Each record below should appear again exactly as written.

--- Start PROVIDED MATERIAL ---

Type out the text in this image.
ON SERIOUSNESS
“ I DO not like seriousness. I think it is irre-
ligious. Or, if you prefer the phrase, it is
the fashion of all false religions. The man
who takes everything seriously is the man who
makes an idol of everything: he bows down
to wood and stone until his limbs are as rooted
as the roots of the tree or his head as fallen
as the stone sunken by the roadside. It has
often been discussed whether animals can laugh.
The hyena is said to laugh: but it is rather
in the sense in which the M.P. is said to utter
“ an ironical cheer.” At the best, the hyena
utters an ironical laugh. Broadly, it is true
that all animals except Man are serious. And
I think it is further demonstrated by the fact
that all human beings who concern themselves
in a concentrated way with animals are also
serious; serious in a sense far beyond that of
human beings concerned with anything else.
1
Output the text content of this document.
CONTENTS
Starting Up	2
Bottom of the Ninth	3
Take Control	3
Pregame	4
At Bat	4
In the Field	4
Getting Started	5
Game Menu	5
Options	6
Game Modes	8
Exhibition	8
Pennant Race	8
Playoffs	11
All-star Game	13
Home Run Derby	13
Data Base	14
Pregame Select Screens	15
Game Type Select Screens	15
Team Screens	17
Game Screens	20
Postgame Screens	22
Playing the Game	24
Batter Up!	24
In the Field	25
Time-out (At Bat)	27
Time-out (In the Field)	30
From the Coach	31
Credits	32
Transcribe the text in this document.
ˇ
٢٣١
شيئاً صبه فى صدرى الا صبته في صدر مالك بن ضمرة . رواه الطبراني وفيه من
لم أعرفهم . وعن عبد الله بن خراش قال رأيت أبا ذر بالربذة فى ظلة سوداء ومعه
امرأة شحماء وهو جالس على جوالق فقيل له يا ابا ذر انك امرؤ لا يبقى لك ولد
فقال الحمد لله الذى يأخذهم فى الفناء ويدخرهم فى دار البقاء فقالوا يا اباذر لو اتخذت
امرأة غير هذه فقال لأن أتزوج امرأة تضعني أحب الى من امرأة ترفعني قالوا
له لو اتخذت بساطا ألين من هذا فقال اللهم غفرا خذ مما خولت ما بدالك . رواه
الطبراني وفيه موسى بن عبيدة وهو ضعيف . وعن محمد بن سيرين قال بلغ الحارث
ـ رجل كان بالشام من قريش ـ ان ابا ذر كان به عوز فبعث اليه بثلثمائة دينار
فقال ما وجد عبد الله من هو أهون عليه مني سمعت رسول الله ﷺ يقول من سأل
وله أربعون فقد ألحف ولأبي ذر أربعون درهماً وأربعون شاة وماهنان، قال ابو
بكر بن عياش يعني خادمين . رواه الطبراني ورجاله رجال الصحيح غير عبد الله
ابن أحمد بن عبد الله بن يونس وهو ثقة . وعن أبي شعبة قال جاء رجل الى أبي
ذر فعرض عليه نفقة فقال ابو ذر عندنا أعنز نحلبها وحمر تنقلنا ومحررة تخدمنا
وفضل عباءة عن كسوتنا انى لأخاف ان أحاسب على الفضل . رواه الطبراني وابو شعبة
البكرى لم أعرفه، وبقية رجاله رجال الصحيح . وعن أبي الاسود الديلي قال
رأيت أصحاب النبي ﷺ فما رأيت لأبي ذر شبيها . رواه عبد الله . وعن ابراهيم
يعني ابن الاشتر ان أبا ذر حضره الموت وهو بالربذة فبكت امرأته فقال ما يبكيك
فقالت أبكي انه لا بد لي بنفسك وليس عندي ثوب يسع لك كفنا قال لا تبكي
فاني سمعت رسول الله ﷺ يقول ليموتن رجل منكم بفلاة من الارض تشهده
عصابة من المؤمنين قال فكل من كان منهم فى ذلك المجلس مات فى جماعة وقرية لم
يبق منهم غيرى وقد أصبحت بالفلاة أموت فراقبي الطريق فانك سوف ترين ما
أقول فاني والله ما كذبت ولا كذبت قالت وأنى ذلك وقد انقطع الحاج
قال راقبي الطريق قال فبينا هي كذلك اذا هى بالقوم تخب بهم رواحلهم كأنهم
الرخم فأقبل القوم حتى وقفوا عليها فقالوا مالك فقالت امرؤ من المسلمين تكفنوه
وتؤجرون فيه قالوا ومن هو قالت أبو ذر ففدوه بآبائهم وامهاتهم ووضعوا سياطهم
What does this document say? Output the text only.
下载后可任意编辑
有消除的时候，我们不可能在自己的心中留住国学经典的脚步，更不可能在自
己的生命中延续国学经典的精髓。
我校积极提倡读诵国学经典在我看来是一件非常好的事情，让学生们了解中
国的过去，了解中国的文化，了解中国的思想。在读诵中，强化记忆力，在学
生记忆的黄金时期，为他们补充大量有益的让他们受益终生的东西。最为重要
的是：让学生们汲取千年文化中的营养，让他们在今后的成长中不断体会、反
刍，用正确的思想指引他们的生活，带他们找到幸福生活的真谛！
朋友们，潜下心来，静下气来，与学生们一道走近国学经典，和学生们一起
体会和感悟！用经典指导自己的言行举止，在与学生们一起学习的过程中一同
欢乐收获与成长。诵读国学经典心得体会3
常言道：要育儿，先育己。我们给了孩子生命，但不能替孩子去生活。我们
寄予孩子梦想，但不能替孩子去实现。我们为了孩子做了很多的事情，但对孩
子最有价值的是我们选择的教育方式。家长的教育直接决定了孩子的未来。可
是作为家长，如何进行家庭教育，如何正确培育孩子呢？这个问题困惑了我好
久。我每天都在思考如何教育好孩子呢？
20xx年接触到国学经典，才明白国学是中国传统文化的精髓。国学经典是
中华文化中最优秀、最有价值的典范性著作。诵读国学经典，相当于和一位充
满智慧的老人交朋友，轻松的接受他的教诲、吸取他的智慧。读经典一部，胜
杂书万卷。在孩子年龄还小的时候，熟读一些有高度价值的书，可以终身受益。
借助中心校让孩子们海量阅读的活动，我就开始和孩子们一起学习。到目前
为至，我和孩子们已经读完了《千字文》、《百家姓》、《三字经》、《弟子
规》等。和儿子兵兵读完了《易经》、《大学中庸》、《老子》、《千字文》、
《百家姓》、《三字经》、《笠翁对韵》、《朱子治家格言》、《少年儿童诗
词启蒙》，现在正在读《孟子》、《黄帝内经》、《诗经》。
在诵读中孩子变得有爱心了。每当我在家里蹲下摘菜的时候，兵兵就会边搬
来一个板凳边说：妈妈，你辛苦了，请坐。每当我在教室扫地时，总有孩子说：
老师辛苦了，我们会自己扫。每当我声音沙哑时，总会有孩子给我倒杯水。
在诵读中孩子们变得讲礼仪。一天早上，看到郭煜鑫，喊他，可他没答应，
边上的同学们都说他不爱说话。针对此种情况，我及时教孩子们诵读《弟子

--- End PROVIDED MATERIAL ---

• _EXERCISE RESULT_
Type out the text in this image.
ON SERIOUSNESS
“ I DO not like seriousness. I think it is irre-
ligious. Or, if you prefer the phrase, it is
the fashion of all false religions. The man
who takes everything seriously is the man who
makes an idol of everything: he bows down
to wood and stone until his limbs are as rooted
as the roots of the tree or his head as fallen
as the stone sunken by the roadside. It has
often been discussed whether animals can laugh.
The hyena is said to laugh: but it is rather
in the sense in which the M.P. is said to utter
“ an ironical cheer.” At the best, the hyena
utters an ironical laugh. Broadly, it is true
that all animals except Man are serious. And
I think it is further demonstrated by the fact
that all human beings who concern themselves
in a concentrated way with animals are also
serious; serious in a sense far beyond that of
human beings concerned with anything else.
1
Output the text content of this document.
CONTENTS
Starting Up	2
Bottom of the Ninth	3
Take Control	3
Pregame	4
At Bat	4
In the Field	4
Getting Started	5
Game Menu	5
Options	6
Game Modes	8
Exhibition	8
Pennant Race	8
Playoffs	11
All-star Game	13
Home Run Derby	13
Data Base	14
Pregame Select Screens	15
Game Type Select Screens	15
Team Screens	17
Game Screens	20
Postgame Screens	22
Playing the Game	24
Batter Up!	24
In the Field	25
Time-out (At Bat)	27
Time-out (In the Field)	30
From the Coach	31
Credits	32
Transcribe the text in this document.
ˇ
٢٣١
شيئاً صبه فى صدرى الا صبته في صدر مالك بن ضمرة . رواه الطبراني وفيه من
لم أعرفهم . وعن عبد الله بن خراش قال رأيت أبا ذر بالربذة فى ظلة سوداء ومعه
امرأة شحماء وهو جالس على جوالق فقيل له يا ابا ذر انك امرؤ لا يبقى لك ولد
فقال الحمد لله الذى يأخذهم فى الفناء ويدخرهم فى دار البقاء فقالوا يا اباذر لو اتخذت
امرأة غير هذه فقال لأن أتزوج امرأة تضعني أحب الى من امرأة ترفعني قالوا
له لو اتخذت بساطا ألين من هذا فقال اللهم غفرا خذ مما خولت ما بدالك . رواه
الطبراني وفيه موسى بن عبيدة وهو ضعيف . وعن محمد بن سيرين قال بلغ الحارث
ـ رجل كان بالشام من قريش ـ ان ابا ذر كان به عوز فبعث اليه بثلثمائة دينار
فقال ما وجد عبد الله من هو أهون عليه مني سمعت رسول الله ﷺ يقول من سأل
وله أربعون فقد ألحف ولأبي ذر أربعون درهماً وأربعون شاة وماهنان، قال ابو
بكر بن عياش يعني خادمين . رواه الطبراني ورجاله رجال الصحيح غير عبد الله
ابن أحمد بن عبد الله بن يونس وهو ثقة . وعن أبي شعبة قال جاء رجل الى أبي
ذر فعرض عليه نفقة فقال ابو ذر عندنا أعنز نحلبها وحمر تنقلنا ومحررة تخدمنا
وفضل عباءة عن كسوتنا انى لأخاف ان أحاسب على الفضل . رواه الطبراني وابو شعبة
البكرى لم أعرفه، وبقية رجاله رجال الصحيح . وعن أبي الاسود الديلي قال
رأيت أصحاب النبي ﷺ فما رأيت لأبي ذر شبيها . رواه عبد الله . وعن ابراهيم
يعني ابن الاشتر ان أبا ذر حضره الموت وهو بالربذة فبكت امرأته فقال ما يبكيك
فقالت أبكي انه لا بد لي بنفسك وليس عندي ثوب يسع لك كفنا قال لا تبكي
فاني سمعت رسول الله ﷺ يقول ليموتن رجل منكم بفلاة من الارض تشهده
عصابة من المؤمنين قال فكل من كان منهم فى ذلك المجلس مات فى جماعة وقرية لم
يبق منهم غيرى وقد أصبحت بالفلاة أموت فراقبي الطريق فانك سوف ترين ما
أقول فاني والله ما كذبت ولا كذبت قالت وأنى ذلك وقد انقطع الحاج
قال راقبي الطريق قال فبينا هي كذلك اذا هى بالقوم تخب بهم رواحلهم كأنهم
الرخم فأقبل القوم حتى وقفوا عليها فقالوا مالك فقالت امرؤ من المسلمين تكفنوه
وتؤجرون فيه قالوا ومن هو قالت أبو ذر ففدوه بآبائهم وامهاتهم ووضعوا سياطهم
What does this document say? Output the text only.
下载后可任意编辑
有消除的时候，我们不可能在自己的心中留住国学经典的脚步，更不可能在自
己的生命中延续国学经典的精髓。
我校积极提倡读诵国学经典在我看来是一件非常好的事情，让学生们了解中
国的过去，了解中国的文化，了解中国的思想。在读诵中，强化记忆力，在学
生记忆的黄金时期，为他们补充大量有益的让他们受益终生的东西。最为重要
的是：让学生们汲取千年文化中的营养，让他们在今后的成长中不断体会、反
刍，用正确的思想指引他们的生活，带他们找到幸福生活的真谛！
朋友们，潜下心来，静下气来，与学生们一道走近国学经典，和学生们一起
体会和感悟！用经典指导自己的言行举止，在与学生们一起学习的过程中一同
欢乐收获与成长。诵读国学经典心得体会3
常言道：要育儿，先育己。我们给了孩子生命，但不能替孩子去生活。我们
寄予孩子梦想，但不能替孩子去实现。我们为了孩子做了很多的事情，但对孩
子最有价值的是我们选择的教育方式。家长的教育直接决定了孩子的未来。可
是作为家长，如何进行家庭教育，如何正确培育孩子呢？这个问题困惑了我好
久。我每天都在思考如何教育好孩子呢？
20xx年接触到国学经典，才明白国学是中国传统文化的精髓。国学经典是
中华文化中最优秀、最有价值的典范性著作。诵读国学经典，相当于和一位充
满智慧的老人交朋友，轻松的接受他的教诲、吸取他的智慧。读经典一部，胜
杂书万卷。在孩子年龄还小的时候，熟读一些有高度价值的书，可以终身受益。
借助中心校让孩子们海量阅读的活动，我就开始和孩子们一起学习。到目前
为至，我和孩子们已经读完了《千字文》、《百家姓》、《三字经》、《弟子
规》等。和儿子兵兵读完了《易经》、《大学中庸》、《老子》、《千字文》、
《百家姓》、《三字经》、《笠翁对韵》、《朱子治家格言》、《少年儿童诗
词启蒙》，现在正在读《孟子》、《黄帝内经》、《诗经》。
在诵读中孩子变得有爱心了。每当我在家里蹲下摘菜的时候，兵兵就会边搬
来一个板凳边说：妈妈，你辛苦了，请坐。每当我在教室扫地时，总有孩子说：
老师辛苦了，我们会自己扫。每当我声音沙哑时，总会有孩子给我倒杯水。
在诵读中孩子们变得讲礼仪。一天早上，看到郭煜鑫，喊他，可他没答应，
边上的同学们都说他不爱说话。针对此种情况，我及时教孩子们诵读《弟子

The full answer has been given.